*Exercise material:*
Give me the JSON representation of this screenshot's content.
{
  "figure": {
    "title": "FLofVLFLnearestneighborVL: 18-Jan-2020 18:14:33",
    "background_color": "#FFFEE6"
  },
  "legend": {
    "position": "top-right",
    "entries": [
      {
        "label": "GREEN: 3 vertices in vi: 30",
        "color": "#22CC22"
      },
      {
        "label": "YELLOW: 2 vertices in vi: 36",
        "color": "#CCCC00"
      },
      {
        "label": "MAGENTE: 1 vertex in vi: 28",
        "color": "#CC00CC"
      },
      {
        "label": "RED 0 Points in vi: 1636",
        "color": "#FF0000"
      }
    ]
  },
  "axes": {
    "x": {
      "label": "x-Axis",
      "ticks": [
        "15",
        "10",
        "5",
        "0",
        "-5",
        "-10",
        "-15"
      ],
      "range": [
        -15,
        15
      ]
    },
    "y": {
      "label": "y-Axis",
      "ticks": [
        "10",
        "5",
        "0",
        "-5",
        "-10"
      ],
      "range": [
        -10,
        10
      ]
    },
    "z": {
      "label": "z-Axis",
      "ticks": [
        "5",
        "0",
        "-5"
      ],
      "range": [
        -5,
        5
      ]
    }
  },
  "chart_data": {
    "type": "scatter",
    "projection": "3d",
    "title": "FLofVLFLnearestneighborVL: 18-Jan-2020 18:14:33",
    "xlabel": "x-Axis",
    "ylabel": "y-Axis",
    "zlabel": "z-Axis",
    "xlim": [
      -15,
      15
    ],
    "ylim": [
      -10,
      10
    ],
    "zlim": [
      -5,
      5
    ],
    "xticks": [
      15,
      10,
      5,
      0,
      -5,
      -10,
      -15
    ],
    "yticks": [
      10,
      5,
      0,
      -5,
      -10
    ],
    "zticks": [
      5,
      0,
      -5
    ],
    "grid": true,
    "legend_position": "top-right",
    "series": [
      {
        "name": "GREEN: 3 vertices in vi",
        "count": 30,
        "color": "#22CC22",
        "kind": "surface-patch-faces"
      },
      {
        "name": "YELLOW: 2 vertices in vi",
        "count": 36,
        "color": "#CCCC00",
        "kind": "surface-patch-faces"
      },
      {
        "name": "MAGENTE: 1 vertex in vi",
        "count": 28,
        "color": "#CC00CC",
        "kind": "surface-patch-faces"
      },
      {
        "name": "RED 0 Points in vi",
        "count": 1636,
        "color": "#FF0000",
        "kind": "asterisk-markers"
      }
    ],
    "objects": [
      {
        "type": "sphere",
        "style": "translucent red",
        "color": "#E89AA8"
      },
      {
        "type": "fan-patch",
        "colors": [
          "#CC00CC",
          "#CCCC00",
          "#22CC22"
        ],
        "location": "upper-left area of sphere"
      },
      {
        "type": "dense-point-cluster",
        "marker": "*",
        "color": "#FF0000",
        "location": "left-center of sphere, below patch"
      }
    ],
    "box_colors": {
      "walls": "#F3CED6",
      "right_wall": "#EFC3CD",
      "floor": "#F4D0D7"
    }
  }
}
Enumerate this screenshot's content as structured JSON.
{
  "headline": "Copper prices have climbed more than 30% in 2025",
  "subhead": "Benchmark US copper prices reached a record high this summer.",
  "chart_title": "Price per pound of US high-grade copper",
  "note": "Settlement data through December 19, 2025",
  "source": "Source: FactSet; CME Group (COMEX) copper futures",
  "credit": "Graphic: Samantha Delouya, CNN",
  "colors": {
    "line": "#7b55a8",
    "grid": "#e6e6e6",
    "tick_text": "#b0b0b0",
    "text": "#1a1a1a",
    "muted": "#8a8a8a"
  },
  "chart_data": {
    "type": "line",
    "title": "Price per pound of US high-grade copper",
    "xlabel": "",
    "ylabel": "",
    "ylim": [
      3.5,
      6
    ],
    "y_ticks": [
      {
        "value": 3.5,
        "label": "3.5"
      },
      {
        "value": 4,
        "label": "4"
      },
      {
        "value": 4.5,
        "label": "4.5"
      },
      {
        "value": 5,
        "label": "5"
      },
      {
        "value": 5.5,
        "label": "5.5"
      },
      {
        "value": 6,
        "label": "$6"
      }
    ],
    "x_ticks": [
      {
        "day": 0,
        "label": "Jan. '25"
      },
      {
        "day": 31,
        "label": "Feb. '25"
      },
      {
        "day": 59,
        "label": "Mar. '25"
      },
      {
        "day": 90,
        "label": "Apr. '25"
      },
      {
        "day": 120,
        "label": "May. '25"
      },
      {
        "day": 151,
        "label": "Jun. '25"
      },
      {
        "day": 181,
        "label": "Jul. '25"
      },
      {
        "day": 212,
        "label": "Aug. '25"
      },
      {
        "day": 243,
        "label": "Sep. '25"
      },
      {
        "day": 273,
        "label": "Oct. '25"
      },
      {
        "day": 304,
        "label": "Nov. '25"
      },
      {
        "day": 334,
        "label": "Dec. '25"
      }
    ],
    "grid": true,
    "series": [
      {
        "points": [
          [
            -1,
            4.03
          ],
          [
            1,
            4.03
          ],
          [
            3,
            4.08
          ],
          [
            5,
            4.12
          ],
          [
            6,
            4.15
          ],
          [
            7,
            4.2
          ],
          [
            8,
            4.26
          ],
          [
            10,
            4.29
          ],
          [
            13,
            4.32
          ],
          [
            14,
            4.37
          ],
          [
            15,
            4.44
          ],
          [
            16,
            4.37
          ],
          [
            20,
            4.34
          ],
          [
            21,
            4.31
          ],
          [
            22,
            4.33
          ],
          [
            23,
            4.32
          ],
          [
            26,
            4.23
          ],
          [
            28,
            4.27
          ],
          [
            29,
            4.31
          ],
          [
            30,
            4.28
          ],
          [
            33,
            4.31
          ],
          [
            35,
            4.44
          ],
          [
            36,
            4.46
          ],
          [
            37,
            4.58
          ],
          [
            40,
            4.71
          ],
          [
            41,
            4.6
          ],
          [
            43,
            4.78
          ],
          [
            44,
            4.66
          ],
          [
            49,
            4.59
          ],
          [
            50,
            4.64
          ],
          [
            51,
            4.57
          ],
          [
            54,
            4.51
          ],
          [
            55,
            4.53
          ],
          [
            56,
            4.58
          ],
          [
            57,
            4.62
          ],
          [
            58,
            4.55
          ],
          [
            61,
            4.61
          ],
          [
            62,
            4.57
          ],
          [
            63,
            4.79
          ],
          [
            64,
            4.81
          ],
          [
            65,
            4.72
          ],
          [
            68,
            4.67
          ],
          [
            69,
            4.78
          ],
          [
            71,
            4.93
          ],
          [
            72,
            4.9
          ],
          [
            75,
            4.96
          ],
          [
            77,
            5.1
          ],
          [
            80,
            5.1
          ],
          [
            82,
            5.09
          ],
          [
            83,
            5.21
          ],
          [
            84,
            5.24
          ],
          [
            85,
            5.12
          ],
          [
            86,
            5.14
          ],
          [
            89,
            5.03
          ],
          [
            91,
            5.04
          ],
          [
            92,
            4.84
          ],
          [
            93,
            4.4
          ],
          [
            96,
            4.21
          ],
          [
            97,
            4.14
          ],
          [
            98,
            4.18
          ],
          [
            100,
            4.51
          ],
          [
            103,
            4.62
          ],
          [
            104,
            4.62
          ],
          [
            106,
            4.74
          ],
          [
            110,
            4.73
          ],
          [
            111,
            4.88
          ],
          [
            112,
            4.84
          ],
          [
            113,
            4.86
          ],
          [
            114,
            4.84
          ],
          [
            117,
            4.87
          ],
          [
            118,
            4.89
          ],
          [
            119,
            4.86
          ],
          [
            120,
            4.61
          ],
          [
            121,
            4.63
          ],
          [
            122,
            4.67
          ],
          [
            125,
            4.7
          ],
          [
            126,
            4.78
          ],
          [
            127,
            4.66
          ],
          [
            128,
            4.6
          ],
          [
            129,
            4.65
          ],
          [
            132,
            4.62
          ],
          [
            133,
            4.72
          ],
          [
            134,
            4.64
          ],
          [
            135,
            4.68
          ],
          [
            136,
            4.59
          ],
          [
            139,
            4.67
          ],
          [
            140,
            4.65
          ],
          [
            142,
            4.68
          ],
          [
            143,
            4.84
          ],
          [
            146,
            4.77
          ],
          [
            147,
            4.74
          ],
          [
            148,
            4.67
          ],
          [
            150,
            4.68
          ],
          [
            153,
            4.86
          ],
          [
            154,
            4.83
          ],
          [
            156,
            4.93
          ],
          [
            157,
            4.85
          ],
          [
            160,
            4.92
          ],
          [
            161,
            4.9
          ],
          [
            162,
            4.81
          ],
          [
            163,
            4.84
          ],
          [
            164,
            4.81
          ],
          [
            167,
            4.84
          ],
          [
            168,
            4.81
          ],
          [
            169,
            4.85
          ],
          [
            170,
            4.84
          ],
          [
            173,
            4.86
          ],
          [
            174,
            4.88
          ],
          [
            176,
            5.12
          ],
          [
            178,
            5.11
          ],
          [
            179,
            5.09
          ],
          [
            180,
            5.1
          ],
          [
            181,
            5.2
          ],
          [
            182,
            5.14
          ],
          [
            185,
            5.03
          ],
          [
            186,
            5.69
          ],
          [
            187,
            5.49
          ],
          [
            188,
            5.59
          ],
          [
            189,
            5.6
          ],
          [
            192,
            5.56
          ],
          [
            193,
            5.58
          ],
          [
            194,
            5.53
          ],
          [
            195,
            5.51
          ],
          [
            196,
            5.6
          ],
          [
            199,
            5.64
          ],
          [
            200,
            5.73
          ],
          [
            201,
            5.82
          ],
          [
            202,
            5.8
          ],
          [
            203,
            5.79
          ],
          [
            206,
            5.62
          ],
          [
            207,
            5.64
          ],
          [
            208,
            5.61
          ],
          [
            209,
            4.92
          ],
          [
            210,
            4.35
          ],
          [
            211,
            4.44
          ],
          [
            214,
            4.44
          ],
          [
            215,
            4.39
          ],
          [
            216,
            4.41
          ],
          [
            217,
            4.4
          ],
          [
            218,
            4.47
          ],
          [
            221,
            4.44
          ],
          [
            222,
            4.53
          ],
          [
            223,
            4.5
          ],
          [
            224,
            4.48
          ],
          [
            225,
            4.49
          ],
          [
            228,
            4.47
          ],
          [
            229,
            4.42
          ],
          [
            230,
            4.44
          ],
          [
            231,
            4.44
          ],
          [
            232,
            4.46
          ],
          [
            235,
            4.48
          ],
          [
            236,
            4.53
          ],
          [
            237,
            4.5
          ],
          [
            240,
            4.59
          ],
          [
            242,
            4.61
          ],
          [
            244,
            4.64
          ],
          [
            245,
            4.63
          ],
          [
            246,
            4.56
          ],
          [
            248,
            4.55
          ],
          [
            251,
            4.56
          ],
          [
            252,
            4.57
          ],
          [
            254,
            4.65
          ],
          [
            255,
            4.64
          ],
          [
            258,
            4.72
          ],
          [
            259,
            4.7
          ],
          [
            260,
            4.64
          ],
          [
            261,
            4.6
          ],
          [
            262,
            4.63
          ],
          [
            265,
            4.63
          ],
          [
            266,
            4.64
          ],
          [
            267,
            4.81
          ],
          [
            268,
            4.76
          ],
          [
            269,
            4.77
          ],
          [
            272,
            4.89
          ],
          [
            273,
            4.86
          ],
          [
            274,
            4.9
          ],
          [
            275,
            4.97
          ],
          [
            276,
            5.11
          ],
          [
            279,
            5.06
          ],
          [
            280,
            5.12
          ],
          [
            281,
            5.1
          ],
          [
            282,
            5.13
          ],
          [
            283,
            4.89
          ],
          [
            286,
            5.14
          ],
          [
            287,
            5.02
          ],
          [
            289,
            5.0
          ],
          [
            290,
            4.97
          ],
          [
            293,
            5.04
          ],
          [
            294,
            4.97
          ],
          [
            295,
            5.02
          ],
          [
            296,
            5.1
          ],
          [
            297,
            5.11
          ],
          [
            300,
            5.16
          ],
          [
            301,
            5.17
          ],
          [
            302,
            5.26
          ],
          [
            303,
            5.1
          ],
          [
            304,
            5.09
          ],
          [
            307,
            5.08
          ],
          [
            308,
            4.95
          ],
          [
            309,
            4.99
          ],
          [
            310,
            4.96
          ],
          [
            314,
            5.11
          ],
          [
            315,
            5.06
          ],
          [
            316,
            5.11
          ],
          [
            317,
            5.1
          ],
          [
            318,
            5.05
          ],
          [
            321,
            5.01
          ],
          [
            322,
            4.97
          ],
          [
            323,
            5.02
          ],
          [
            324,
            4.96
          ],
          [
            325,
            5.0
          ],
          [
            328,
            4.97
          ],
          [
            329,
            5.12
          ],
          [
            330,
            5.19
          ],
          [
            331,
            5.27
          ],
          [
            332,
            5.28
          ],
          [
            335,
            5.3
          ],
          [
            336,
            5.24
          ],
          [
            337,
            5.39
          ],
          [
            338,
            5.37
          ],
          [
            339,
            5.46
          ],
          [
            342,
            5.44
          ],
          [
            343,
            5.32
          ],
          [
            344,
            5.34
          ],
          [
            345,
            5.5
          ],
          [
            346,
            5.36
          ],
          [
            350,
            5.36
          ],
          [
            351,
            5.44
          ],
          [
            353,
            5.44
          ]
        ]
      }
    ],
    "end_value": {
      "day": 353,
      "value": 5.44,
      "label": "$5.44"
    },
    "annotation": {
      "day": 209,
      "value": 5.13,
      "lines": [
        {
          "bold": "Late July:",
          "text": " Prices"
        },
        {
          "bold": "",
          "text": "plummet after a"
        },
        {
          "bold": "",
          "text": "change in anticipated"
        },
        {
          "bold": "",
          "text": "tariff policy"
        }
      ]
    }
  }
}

*What you should do:* Lines of the listing that contain the word "grade" are to be counted; report only their number.

*Response to the exercise:* 2